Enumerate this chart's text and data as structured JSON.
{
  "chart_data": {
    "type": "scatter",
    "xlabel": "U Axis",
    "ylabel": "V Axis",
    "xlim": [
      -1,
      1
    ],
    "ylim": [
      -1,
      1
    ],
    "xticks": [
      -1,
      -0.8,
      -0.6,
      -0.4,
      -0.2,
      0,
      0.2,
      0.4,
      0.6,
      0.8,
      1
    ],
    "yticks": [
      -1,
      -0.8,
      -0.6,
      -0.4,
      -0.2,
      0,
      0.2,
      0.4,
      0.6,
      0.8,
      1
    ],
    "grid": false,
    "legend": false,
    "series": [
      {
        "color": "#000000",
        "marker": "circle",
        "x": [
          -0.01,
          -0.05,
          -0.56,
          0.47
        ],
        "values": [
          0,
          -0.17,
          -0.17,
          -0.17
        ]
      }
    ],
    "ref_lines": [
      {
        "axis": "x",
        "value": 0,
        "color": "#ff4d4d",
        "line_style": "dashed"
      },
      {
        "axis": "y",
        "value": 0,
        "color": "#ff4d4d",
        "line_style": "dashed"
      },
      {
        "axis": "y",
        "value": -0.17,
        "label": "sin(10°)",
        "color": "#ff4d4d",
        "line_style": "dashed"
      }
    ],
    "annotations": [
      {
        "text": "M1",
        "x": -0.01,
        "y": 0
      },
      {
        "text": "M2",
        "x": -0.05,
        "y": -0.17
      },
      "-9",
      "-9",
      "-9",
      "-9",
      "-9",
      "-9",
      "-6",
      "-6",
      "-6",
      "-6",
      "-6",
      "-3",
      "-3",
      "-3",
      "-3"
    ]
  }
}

# Exercise prompt:
Collect every line with the string "text" from the records, and copy each.

# The completed task:
Enumerate this chart's text and data as structured JSON.
        "text": "M1",
        "text": "M2",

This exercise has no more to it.